__BRIEF__:
Under this task are some entries; return every one of them exactly.

....

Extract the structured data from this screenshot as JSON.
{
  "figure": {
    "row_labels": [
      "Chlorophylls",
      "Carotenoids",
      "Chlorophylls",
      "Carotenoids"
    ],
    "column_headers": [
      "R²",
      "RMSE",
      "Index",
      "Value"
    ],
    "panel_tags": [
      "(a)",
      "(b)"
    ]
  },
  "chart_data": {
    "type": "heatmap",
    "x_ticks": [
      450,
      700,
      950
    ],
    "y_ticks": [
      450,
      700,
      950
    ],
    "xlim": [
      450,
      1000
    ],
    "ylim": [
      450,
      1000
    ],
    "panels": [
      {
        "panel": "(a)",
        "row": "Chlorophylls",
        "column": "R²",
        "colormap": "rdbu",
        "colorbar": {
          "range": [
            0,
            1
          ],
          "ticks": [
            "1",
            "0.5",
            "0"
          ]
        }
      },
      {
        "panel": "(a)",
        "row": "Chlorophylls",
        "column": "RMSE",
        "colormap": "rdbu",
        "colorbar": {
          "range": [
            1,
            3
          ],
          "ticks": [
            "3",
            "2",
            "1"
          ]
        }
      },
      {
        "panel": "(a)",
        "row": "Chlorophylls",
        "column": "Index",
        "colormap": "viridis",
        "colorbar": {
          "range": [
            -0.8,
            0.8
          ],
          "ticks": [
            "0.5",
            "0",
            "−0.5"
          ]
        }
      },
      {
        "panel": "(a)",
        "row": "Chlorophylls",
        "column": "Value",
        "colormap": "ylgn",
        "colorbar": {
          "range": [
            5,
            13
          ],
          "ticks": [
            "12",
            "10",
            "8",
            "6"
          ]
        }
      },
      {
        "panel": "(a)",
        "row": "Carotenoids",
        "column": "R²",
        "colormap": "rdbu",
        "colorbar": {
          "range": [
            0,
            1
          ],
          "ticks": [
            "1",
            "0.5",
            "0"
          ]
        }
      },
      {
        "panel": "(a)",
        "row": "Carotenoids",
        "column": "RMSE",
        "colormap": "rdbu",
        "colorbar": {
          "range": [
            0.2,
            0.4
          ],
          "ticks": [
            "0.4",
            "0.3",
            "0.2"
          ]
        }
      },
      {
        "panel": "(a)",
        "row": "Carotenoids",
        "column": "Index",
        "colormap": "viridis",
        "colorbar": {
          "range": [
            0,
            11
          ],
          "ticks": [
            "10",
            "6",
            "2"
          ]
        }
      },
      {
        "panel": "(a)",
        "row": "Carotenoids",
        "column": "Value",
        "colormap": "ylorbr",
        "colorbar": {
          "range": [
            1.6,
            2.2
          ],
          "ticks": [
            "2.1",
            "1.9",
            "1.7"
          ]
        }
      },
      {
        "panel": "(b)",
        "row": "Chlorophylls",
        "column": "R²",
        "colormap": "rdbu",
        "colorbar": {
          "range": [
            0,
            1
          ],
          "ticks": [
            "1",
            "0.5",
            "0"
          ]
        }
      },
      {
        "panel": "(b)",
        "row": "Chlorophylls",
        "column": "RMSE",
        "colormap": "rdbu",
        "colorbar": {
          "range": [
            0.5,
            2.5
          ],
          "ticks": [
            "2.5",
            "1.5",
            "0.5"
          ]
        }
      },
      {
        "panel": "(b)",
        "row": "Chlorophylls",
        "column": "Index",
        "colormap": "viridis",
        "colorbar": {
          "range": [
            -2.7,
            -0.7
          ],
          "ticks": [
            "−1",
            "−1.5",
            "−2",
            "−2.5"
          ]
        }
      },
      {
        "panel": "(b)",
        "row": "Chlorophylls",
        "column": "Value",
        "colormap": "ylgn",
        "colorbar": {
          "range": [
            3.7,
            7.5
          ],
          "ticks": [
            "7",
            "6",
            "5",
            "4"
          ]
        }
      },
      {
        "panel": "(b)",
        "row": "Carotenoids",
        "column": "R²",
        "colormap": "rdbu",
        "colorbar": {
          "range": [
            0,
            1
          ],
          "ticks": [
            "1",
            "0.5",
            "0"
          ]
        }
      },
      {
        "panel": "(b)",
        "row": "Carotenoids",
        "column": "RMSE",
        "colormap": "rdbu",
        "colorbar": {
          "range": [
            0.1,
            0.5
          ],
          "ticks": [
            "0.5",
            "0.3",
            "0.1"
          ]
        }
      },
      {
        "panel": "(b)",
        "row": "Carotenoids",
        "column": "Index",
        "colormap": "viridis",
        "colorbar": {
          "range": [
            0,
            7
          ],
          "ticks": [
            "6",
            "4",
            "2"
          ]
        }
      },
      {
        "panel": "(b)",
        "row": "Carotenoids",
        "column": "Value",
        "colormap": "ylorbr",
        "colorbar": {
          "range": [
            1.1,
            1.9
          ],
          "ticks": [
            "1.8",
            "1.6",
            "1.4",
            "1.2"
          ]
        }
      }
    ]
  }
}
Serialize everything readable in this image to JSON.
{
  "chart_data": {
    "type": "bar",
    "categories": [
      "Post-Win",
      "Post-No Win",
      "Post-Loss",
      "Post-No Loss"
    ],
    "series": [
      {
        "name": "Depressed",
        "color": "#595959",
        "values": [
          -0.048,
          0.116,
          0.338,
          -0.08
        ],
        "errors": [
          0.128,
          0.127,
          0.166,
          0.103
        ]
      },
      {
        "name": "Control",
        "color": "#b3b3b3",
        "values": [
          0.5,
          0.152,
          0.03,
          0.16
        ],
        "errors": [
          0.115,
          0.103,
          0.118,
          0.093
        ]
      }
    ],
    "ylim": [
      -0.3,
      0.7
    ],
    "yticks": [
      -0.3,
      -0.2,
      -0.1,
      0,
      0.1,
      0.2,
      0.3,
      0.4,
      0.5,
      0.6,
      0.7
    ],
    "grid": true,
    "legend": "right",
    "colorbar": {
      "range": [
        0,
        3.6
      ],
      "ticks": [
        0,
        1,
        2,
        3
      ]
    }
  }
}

....

__OUTPUT__:
Extract the structured data from this screenshot as JSON.
{
  "figure": {
    "row_labels": [
      "Chlorophylls",
      "Carotenoids",
      "Chlorophylls",
      "Carotenoids"
    ],
    "column_headers": [
      "R²",
      "RMSE",
      "Index",
      "Value"
    ],
    "panel_tags": [
      "(a)",
      "(b)"
    ]
  },
  "chart_data": {
    "type": "heatmap",
    "x_ticks": [
      450,
      700,
      950
    ],
    "y_ticks": [
      450,
      700,
      950
    ],
    "xlim": [
      450,
      1000
    ],
    "ylim": [
      450,
      1000
    ],
    "panels": [
      {
        "panel": "(a)",
        "row": "Chlorophylls",
        "column": "R²",
        "colormap": "rdbu",
        "colorbar": {
          "range": [
            0,
            1
          ],
          "ticks": [
            "1",
            "0.5",
            "0"
          ]
        }
      },
      {
        "panel": "(a)",
        "row": "Chlorophylls",
        "column": "RMSE",
        "colormap": "rdbu",
        "colorbar": {
          "range": [
            1,
            3
          ],
          "ticks": [
            "3",
            "2",
            "1"
          ]
        }
      },
      {
        "panel": "(a)",
        "row": "Chlorophylls",
        "column": "Index",
        "colormap": "viridis",
        "colorbar": {
          "range": [
            -0.8,
            0.8
          ],
          "ticks": [
            "0.5",
            "0",
            "−0.5"
          ]
        }
      },
      {
        "panel": "(a)",
        "row": "Chlorophylls",
        "column": "Value",
        "colormap": "ylgn",
        "colorbar": {
          "range": [
            5,
            13
          ],
          "ticks": [
            "12",
            "10",
            "8",
            "6"
          ]
        }
      },
      {
        "panel": "(a)",
        "row": "Carotenoids",
        "column": "R²",
        "colormap": "rdbu",
        "colorbar": {
          "range": [
            0,
            1
          ],
          "ticks": [
            "1",
            "0.5",
            "0"
          ]
        }
      },
      {
        "panel": "(a)",
        "row": "Carotenoids",
        "column": "RMSE",
        "colormap": "rdbu",
        "colorbar": {
          "range": [
            0.2,
            0.4
          ],
          "ticks": [
            "0.4",
            "0.3",
            "0.2"
          ]
        }
      },
      {
        "panel": "(a)",
        "row": "Carotenoids",
        "column": "Index",
        "colormap": "viridis",
        "colorbar": {
          "range": [
            0,
            11
          ],
          "ticks": [
            "10",
            "6",
            "2"
          ]
        }
      },
      {
        "panel": "(a)",
        "row": "Carotenoids",
        "column": "Value",
        "colormap": "ylorbr",
        "colorbar": {
          "range": [
            1.6,
            2.2
          ],
          "ticks": [
            "2.1",
            "1.9",
            "1.7"
          ]
        }
      },
      {
        "panel": "(b)",
        "row": "Chlorophylls",
        "column": "R²",
        "colormap": "rdbu",
        "colorbar": {
          "range": [
            0,
            1
          ],
          "ticks": [
            "1",
            "0.5",
            "0"
          ]
        }
      },
      {
        "panel": "(b)",
        "row": "Chlorophylls",
        "column": "RMSE",
        "colormap": "rdbu",
        "colorbar": {
          "range": [
            0.5,
            2.5
          ],
          "ticks": [
            "2.5",
            "1.5",
            "0.5"
          ]
        }
      },
      {
        "panel": "(b)",
        "row": "Chlorophylls",
        "column": "Index",
        "colormap": "viridis",
        "colorbar": {
          "range": [
            -2.7,
            -0.7
          ],
          "ticks": [
            "−1",
            "−1.5",
            "−2",
            "−2.5"
          ]
        }
      },
      {
        "panel": "(b)",
        "row": "Chlorophylls",
        "column": "Value",
        "colormap": "ylgn",
        "colorbar": {
          "range": [
            3.7,
            7.5
          ],
          "ticks": [
            "7",
            "6",
            "5",
            "4"
          ]
        }
      },
      {
        "panel": "(b)",
        "row": "Carotenoids",
        "column": "R²",
        "colormap": "rdbu",
        "colorbar": {
          "range": [
            0,
            1
          ],
          "ticks": [
            "1",
            "0.5",
            "0"
          ]
        }
      },
      {
        "panel": "(b)",
        "row": "Carotenoids",
        "column": "RMSE",
        "colormap": "rdbu",
        "colorbar": {
          "range": [
            0.1,
            0.5
          ],
          "ticks": [
            "0.5",
            "0.3",
            "0.1"
          ]
        }
      },
      {
        "panel": "(b)",
        "row": "Carotenoids",
        "column": "Index",
        "colormap": "viridis",
        "colorbar": {
          "range": [
            0,
            7
          ],
          "ticks": [
            "6",
            "4",
            "2"
          ]
        }
      },
      {
        "panel": "(b)",
        "row": "Carotenoids",
        "column": "Value",
        "colormap": "ylorbr",
        "colorbar": {
          "range": [
            1.1,
            1.9
          ],
          "ticks": [
            "1.8",
            "1.6",
            "1.4",
            "1.2"
          ]
        }
      }
    ]
  }
}
Serialize everything readable in this image to JSON.
{
  "chart_data": {
    "type": "bar",
    "categories": [
      "Post-Win",
      "Post-No Win",
      "Post-Loss",
      "Post-No Loss"
    ],
    "series": [
      {
        "name": "Depressed",
        "color": "#595959",
        "values": [
          -0.048,
          0.116,
          0.338,
          -0.08
        ],
        "errors": [
          0.128,
          0.127,
          0.166,
          0.103
        ]
      },
      {
        "name": "Control",
        "color": "#b3b3b3",
        "values": [
          0.5,
          0.152,
          0.03,
          0.16
        ],
        "errors": [
          0.115,
          0.103,
          0.118,
          0.093
        ]
      }
    ],
    "ylim": [
      -0.3,
      0.7
    ],
    "yticks": [
      -0.3,
      -0.2,
      -0.1,
      0,
      0.1,
      0.2,
      0.3,
      0.4,
      0.5,
      0.6,
      0.7
    ],
    "grid": true,
    "legend": "right",
    "colorbar": {
      "range": [
        0,
        3.6
      ],
      "ticks": [
        0,
        1,
        2,
        3
      ]
    }
  }
}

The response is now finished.